▶ Task
Below are some entries. Copy each line that holds the string "time".

#### Records shown ####

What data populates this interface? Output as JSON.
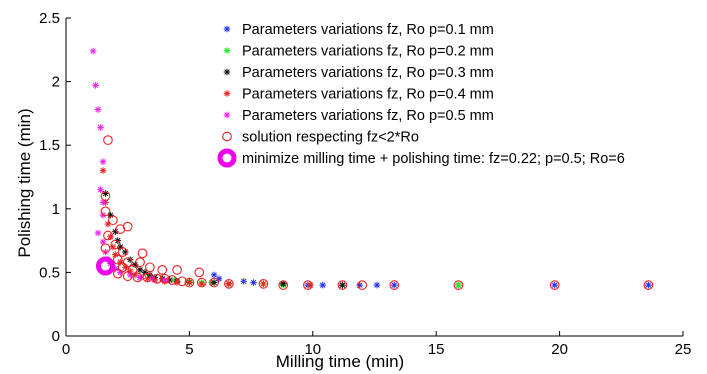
{
  "chart_data": {
    "type": "scatter",
    "xlabel": "Milling time (min)",
    "ylabel": "Polishing time (min)",
    "xlim": [
      0,
      25
    ],
    "ylim": [
      0,
      2.5
    ],
    "xticks": [
      "0",
      "5",
      "10",
      "15",
      "20",
      "25"
    ],
    "yticks": [
      "0",
      "0.5",
      "1",
      "1.5",
      "2",
      "2.5"
    ],
    "grid": false,
    "legend_position": "top-right",
    "colors": {
      "p01": "#2233ee",
      "p02": "#22ee22",
      "p03": "#111111",
      "p04": "#ee2222",
      "p05": "#ee22ee",
      "solution": "#ee2222",
      "optimum": "#ee00ee"
    },
    "series": [
      {
        "name": "Parameters variations fz, Ro p=0.1 mm",
        "marker": "asterisk",
        "color": "#2233ee",
        "points": [
          [
            6.0,
            0.48
          ],
          [
            6.2,
            0.45
          ],
          [
            7.2,
            0.43
          ],
          [
            7.6,
            0.42
          ],
          [
            8.8,
            0.41
          ],
          [
            9.8,
            0.4
          ],
          [
            10.4,
            0.4
          ],
          [
            11.2,
            0.4
          ],
          [
            11.9,
            0.4
          ],
          [
            12.6,
            0.4
          ],
          [
            13.3,
            0.4
          ],
          [
            15.9,
            0.4
          ],
          [
            19.8,
            0.4
          ],
          [
            23.6,
            0.4
          ]
        ]
      },
      {
        "name": "Parameters variations fz, Ro p=0.2 mm",
        "marker": "asterisk",
        "color": "#22ee22",
        "points": [
          [
            3.4,
            0.47
          ],
          [
            3.9,
            0.45
          ],
          [
            4.4,
            0.44
          ],
          [
            5.0,
            0.43
          ],
          [
            5.5,
            0.42
          ],
          [
            5.9,
            0.42
          ],
          [
            6.6,
            0.41
          ],
          [
            8.0,
            0.41
          ],
          [
            8.8,
            0.4
          ],
          [
            9.9,
            0.4
          ],
          [
            11.2,
            0.4
          ],
          [
            15.9,
            0.4
          ]
        ]
      },
      {
        "name": "Parameters variations fz, Ro p=0.3 mm",
        "marker": "asterisk",
        "color": "#111111",
        "points": [
          [
            1.6,
            1.12
          ],
          [
            1.8,
            0.95
          ],
          [
            2.0,
            0.82
          ],
          [
            2.1,
            0.75
          ],
          [
            2.2,
            0.7
          ],
          [
            2.4,
            0.66
          ],
          [
            2.6,
            0.6
          ],
          [
            2.8,
            0.56
          ],
          [
            3.0,
            0.52
          ],
          [
            3.2,
            0.5
          ],
          [
            3.4,
            0.48
          ],
          [
            3.6,
            0.46
          ],
          [
            3.9,
            0.45
          ],
          [
            4.2,
            0.44
          ],
          [
            4.5,
            0.43
          ],
          [
            5.0,
            0.42
          ],
          [
            6.0,
            0.42
          ],
          [
            6.6,
            0.41
          ],
          [
            8.8,
            0.41
          ],
          [
            11.2,
            0.4
          ]
        ]
      },
      {
        "name": "Parameters variations fz, Ro p=0.4 mm",
        "marker": "asterisk",
        "color": "#ee2222",
        "points": [
          [
            1.5,
            1.3
          ],
          [
            1.6,
            1.05
          ],
          [
            1.7,
            0.88
          ],
          [
            1.8,
            0.78
          ],
          [
            1.9,
            0.7
          ],
          [
            2.0,
            0.64
          ],
          [
            2.2,
            0.58
          ],
          [
            2.4,
            0.54
          ],
          [
            2.6,
            0.51
          ],
          [
            2.8,
            0.48
          ],
          [
            3.0,
            0.46
          ],
          [
            3.3,
            0.45
          ],
          [
            3.6,
            0.44
          ],
          [
            4.0,
            0.43
          ],
          [
            4.5,
            0.42
          ],
          [
            5.0,
            0.42
          ],
          [
            5.5,
            0.41
          ],
          [
            6.6,
            0.41
          ],
          [
            8.0,
            0.41
          ],
          [
            9.9,
            0.4
          ]
        ]
      },
      {
        "name": "Parameters variations fz, Ro p=0.5 mm",
        "marker": "asterisk",
        "color": "#ee22ee",
        "points": [
          [
            1.1,
            2.24
          ],
          [
            1.2,
            1.97
          ],
          [
            1.3,
            1.78
          ],
          [
            1.4,
            1.64
          ],
          [
            1.5,
            1.37
          ],
          [
            1.4,
            1.15
          ],
          [
            1.5,
            1.05
          ],
          [
            1.5,
            0.95
          ],
          [
            1.3,
            0.81
          ],
          [
            1.5,
            0.74
          ],
          [
            1.6,
            0.66
          ],
          [
            1.7,
            0.6
          ],
          [
            1.8,
            0.57
          ],
          [
            2.0,
            0.53
          ],
          [
            2.2,
            0.5
          ],
          [
            2.6,
            0.48
          ],
          [
            3.0,
            0.46
          ],
          [
            3.5,
            0.45
          ],
          [
            4.0,
            0.44
          ]
        ]
      },
      {
        "name": "solution respecting fz<2*Ro",
        "marker": "circle",
        "color": "#ee2222",
        "points": [
          [
            1.7,
            1.54
          ],
          [
            1.6,
            1.1
          ],
          [
            1.6,
            0.98
          ],
          [
            1.9,
            0.91
          ],
          [
            2.2,
            0.84
          ],
          [
            2.5,
            0.86
          ],
          [
            1.7,
            0.79
          ],
          [
            2.0,
            0.72
          ],
          [
            1.6,
            0.69
          ],
          [
            2.3,
            0.66
          ],
          [
            2.1,
            0.6
          ],
          [
            2.5,
            0.58
          ],
          [
            3.1,
            0.65
          ],
          [
            3.0,
            0.58
          ],
          [
            2.3,
            0.54
          ],
          [
            2.7,
            0.52
          ],
          [
            3.4,
            0.54
          ],
          [
            3.9,
            0.52
          ],
          [
            4.5,
            0.52
          ],
          [
            5.4,
            0.5
          ],
          [
            2.1,
            0.49
          ],
          [
            2.5,
            0.47
          ],
          [
            2.9,
            0.46
          ],
          [
            3.3,
            0.46
          ],
          [
            3.7,
            0.45
          ],
          [
            4.0,
            0.45
          ],
          [
            4.3,
            0.44
          ],
          [
            4.7,
            0.43
          ],
          [
            5.0,
            0.42
          ],
          [
            5.5,
            0.42
          ],
          [
            6.0,
            0.42
          ],
          [
            6.6,
            0.41
          ],
          [
            8.0,
            0.41
          ],
          [
            8.8,
            0.4
          ],
          [
            9.8,
            0.4
          ],
          [
            11.2,
            0.4
          ],
          [
            12.0,
            0.4
          ],
          [
            13.3,
            0.4
          ],
          [
            15.9,
            0.4
          ],
          [
            19.8,
            0.4
          ],
          [
            23.6,
            0.4
          ]
        ]
      },
      {
        "name": "minimize milling time + polishing time: fz=0.22; p=0.5; Ro=6",
        "marker": "big-circle",
        "color": "#ee00ee",
        "points": [
          [
            1.6,
            0.55
          ]
        ]
      }
    ]
  }
}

####

▶ Written response
    "xlabel": "Milling time (min)",
    "ylabel": "Polishing time (min)",
        "name": "minimize milling time + polishing time: fz=0.22; p=0.5; Ro=6",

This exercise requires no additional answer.